Output all of the entries exactly as written.
--- Start SUPPLIED DATA ---
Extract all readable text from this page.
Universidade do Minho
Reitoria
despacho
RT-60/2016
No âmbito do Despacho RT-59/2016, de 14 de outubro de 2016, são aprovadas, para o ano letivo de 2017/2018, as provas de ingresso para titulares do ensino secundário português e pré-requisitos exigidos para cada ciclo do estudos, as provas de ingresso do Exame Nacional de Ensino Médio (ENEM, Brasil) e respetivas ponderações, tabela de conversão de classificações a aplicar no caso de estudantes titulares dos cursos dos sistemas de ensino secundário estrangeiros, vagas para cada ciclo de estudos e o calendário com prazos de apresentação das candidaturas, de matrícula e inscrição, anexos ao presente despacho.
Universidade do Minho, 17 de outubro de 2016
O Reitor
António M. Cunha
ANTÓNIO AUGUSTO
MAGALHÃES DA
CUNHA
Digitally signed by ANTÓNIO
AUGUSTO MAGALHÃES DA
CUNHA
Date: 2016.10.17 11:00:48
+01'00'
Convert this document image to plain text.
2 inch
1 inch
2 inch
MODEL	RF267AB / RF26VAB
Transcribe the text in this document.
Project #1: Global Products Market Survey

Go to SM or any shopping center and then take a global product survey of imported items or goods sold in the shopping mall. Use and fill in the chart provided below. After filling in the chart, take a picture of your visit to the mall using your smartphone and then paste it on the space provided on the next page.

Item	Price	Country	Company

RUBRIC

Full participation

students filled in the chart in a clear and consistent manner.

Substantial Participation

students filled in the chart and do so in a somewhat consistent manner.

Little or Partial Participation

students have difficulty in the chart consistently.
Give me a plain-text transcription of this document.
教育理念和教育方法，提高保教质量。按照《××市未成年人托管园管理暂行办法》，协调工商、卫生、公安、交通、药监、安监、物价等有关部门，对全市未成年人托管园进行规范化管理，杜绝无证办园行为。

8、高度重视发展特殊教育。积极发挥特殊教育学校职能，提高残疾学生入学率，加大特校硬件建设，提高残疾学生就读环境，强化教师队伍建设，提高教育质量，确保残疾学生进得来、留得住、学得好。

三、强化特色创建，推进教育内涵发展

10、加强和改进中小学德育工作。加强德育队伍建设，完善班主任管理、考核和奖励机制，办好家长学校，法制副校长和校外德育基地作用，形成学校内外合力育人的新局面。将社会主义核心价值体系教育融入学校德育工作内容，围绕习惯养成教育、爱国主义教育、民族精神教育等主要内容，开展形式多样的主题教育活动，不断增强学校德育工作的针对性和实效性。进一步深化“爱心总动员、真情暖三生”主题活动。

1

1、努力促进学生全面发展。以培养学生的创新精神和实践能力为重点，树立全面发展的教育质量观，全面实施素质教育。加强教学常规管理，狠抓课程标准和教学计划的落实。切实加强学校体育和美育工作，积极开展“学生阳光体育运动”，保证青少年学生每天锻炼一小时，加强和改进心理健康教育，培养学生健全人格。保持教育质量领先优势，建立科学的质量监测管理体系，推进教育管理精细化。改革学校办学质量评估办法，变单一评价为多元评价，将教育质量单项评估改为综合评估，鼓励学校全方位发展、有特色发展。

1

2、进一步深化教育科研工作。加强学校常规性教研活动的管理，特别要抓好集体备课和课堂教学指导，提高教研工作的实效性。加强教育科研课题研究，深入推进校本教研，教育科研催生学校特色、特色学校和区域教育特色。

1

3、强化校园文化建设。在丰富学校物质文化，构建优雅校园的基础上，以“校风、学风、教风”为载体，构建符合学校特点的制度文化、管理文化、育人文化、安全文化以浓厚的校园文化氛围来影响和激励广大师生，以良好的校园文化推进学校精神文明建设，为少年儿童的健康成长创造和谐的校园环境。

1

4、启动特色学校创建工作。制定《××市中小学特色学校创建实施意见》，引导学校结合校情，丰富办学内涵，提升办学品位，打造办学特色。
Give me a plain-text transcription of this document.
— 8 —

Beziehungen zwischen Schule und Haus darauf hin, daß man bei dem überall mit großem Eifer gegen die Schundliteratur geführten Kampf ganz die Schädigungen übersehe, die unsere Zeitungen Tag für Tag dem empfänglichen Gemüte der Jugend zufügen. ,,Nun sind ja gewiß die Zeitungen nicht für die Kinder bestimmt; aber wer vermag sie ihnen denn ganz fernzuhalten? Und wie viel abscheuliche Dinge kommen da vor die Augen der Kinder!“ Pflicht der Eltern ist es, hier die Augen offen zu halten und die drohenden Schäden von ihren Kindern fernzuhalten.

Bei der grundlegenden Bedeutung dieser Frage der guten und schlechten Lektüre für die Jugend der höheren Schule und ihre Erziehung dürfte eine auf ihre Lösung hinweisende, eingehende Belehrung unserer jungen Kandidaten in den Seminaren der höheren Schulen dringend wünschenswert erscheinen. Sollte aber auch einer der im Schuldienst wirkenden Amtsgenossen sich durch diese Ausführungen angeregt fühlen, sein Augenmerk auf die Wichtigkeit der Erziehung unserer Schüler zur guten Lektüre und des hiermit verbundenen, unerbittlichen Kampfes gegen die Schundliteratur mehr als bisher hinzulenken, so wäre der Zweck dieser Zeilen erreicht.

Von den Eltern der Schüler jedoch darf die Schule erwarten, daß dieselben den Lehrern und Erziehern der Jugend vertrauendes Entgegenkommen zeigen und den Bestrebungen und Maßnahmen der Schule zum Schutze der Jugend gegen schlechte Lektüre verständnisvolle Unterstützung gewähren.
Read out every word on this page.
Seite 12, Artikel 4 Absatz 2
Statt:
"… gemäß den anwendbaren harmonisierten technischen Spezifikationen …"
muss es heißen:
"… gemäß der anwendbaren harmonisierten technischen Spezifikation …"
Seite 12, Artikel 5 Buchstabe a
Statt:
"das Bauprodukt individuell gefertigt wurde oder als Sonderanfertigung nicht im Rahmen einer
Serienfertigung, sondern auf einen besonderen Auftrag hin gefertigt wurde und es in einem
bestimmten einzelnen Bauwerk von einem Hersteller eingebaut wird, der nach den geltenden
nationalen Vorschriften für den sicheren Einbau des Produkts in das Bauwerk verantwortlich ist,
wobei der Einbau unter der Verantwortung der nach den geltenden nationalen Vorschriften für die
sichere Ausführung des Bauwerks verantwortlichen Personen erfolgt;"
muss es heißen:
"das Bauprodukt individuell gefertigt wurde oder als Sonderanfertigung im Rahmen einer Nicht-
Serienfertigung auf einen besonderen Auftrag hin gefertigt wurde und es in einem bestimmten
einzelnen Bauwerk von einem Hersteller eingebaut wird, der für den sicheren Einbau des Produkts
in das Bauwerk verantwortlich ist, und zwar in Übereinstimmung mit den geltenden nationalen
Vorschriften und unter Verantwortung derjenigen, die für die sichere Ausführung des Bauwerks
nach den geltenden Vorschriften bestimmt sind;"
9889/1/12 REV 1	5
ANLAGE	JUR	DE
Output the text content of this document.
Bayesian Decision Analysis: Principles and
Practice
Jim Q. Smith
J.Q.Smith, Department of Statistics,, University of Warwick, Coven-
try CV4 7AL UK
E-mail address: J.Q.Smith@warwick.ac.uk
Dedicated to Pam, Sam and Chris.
--- End SUPPLIED DATA ---
### FINAL RESULT
Extract all readable text from this page.
Universidade do Minho
Reitoria
despacho
RT-60/2016
No âmbito do Despacho RT-59/2016, de 14 de outubro de 2016, são aprovadas, para o ano letivo de 2017/2018, as provas de ingresso para titulares do ensino secundário português e pré-requisitos exigidos para cada ciclo do estudos, as provas de ingresso do Exame Nacional de Ensino Médio (ENEM, Brasil) e respetivas ponderações, tabela de conversão de classificações a aplicar no caso de estudantes titulares dos cursos dos sistemas de ensino secundário estrangeiros, vagas para cada ciclo de estudos e o calendário com prazos de apresentação das candidaturas, de matrícula e inscrição, anexos ao presente despacho.
Universidade do Minho, 17 de outubro de 2016
O Reitor
António M. Cunha
ANTÓNIO AUGUSTO
MAGALHÃES DA
CUNHA
Digitally signed by ANTÓNIO
AUGUSTO MAGALHÃES DA
CUNHA
Date: 2016.10.17 11:00:48
+01'00'
Convert this document image to plain text.
2 inch
1 inch
2 inch
MODEL	RF267AB / RF26VAB
Transcribe the text in this document.
Project #1: Global Products Market Survey

Go to SM or any shopping center and then take a global product survey of imported items or goods sold in the shopping mall. Use and fill in the chart provided below. After filling in the chart, take a picture of your visit to the mall using your smartphone and then paste it on the space provided on the next page.

Item	Price	Country	Company

RUBRIC

Full participation

students filled in the chart in a clear and consistent manner.

Substantial Participation

students filled in the chart and do so in a somewhat consistent manner.

Little or Partial Participation

students have difficulty in the chart consistently.
Give me a plain-text transcription of this document.
教育理念和教育方法，提高保教质量。按照《××市未成年人托管园管理暂行办法》，协调工商、卫生、公安、交通、药监、安监、物价等有关部门，对全市未成年人托管园进行规范化管理，杜绝无证办园行为。

8、高度重视发展特殊教育。积极发挥特殊教育学校职能，提高残疾学生入学率，加大特校硬件建设，提高残疾学生就读环境，强化教师队伍建设，提高教育质量，确保残疾学生进得来、留得住、学得好。

三、强化特色创建，推进教育内涵发展

10、加强和改进中小学德育工作。加强德育队伍建设，完善班主任管理、考核和奖励机制，办好家长学校，法制副校长和校外德育基地作用，形成学校内外合力育人的新局面。将社会主义核心价值体系教育融入学校德育工作内容，围绕习惯养成教育、爱国主义教育、民族精神教育等主要内容，开展形式多样的主题教育活动，不断增强学校德育工作的针对性和实效性。进一步深化“爱心总动员、真情暖三生”主题活动。

1

1、努力促进学生全面发展。以培养学生的创新精神和实践能力为重点，树立全面发展的教育质量观，全面实施素质教育。加强教学常规管理，狠抓课程标准和教学计划的落实。切实加强学校体育和美育工作，积极开展“学生阳光体育运动”，保证青少年学生每天锻炼一小时，加强和改进心理健康教育，培养学生健全人格。保持教育质量领先优势，建立科学的质量监测管理体系，推进教育管理精细化。改革学校办学质量评估办法，变单一评价为多元评价，将教育质量单项评估改为综合评估，鼓励学校全方位发展、有特色发展。

1

2、进一步深化教育科研工作。加强学校常规性教研活动的管理，特别要抓好集体备课和课堂教学指导，提高教研工作的实效性。加强教育科研课题研究，深入推进校本教研，教育科研催生学校特色、特色学校和区域教育特色。

1

3、强化校园文化建设。在丰富学校物质文化，构建优雅校园的基础上，以“校风、学风、教风”为载体，构建符合学校特点的制度文化、管理文化、育人文化、安全文化以浓厚的校园文化氛围来影响和激励广大师生，以良好的校园文化推进学校精神文明建设，为少年儿童的健康成长创造和谐的校园环境。

1

4、启动特色学校创建工作。制定《××市中小学特色学校创建实施意见》，引导学校结合校情，丰富办学内涵，提升办学品位，打造办学特色。
Give me a plain-text transcription of this document.
— 8 —

Beziehungen zwischen Schule und Haus darauf hin, daß man bei dem überall mit großem Eifer gegen die Schundliteratur geführten Kampf ganz die Schädigungen übersehe, die unsere Zeitungen Tag für Tag dem empfänglichen Gemüte der Jugend zufügen. ,,Nun sind ja gewiß die Zeitungen nicht für die Kinder bestimmt; aber wer vermag sie ihnen denn ganz fernzuhalten? Und wie viel abscheuliche Dinge kommen da vor die Augen der Kinder!“ Pflicht der Eltern ist es, hier die Augen offen zu halten und die drohenden Schäden von ihren Kindern fernzuhalten.

Bei der grundlegenden Bedeutung dieser Frage der guten und schlechten Lektüre für die Jugend der höheren Schule und ihre Erziehung dürfte eine auf ihre Lösung hinweisende, eingehende Belehrung unserer jungen Kandidaten in den Seminaren der höheren Schulen dringend wünschenswert erscheinen. Sollte aber auch einer der im Schuldienst wirkenden Amtsgenossen sich durch diese Ausführungen angeregt fühlen, sein Augenmerk auf die Wichtigkeit der Erziehung unserer Schüler zur guten Lektüre und des hiermit verbundenen, unerbittlichen Kampfes gegen die Schundliteratur mehr als bisher hinzulenken, so wäre der Zweck dieser Zeilen erreicht.

Von den Eltern der Schüler jedoch darf die Schule erwarten, daß dieselben den Lehrern und Erziehern der Jugend vertrauendes Entgegenkommen zeigen und den Bestrebungen und Maßnahmen der Schule zum Schutze der Jugend gegen schlechte Lektüre verständnisvolle Unterstützung gewähren.
Read out every word on this page.
Seite 12, Artikel 4 Absatz 2
Statt:
"… gemäß den anwendbaren harmonisierten technischen Spezifikationen …"
muss es heißen:
"… gemäß der anwendbaren harmonisierten technischen Spezifikation …"
Seite 12, Artikel 5 Buchstabe a
Statt:
"das Bauprodukt individuell gefertigt wurde oder als Sonderanfertigung nicht im Rahmen einer
Serienfertigung, sondern auf einen besonderen Auftrag hin gefertigt wurde und es in einem
bestimmten einzelnen Bauwerk von einem Hersteller eingebaut wird, der nach den geltenden
nationalen Vorschriften für den sicheren Einbau des Produkts in das Bauwerk verantwortlich ist,
wobei der Einbau unter der Verantwortung der nach den geltenden nationalen Vorschriften für die
sichere Ausführung des Bauwerks verantwortlichen Personen erfolgt;"
muss es heißen:
"das Bauprodukt individuell gefertigt wurde oder als Sonderanfertigung im Rahmen einer Nicht-
Serienfertigung auf einen besonderen Auftrag hin gefertigt wurde und es in einem bestimmten
einzelnen Bauwerk von einem Hersteller eingebaut wird, der für den sicheren Einbau des Produkts
in das Bauwerk verantwortlich ist, und zwar in Übereinstimmung mit den geltenden nationalen
Vorschriften und unter Verantwortung derjenigen, die für die sichere Ausführung des Bauwerks
nach den geltenden Vorschriften bestimmt sind;"
9889/1/12 REV 1	5
ANLAGE	JUR	DE
Output the text content of this document.
Bayesian Decision Analysis: Principles and
Practice
Jim Q. Smith
J.Q.Smith, Department of Statistics,, University of Warwick, Coven-
try CV4 7AL UK
E-mail address: J.Q.Smith@warwick.ac.uk
Dedicated to Pam, Sam and Chris.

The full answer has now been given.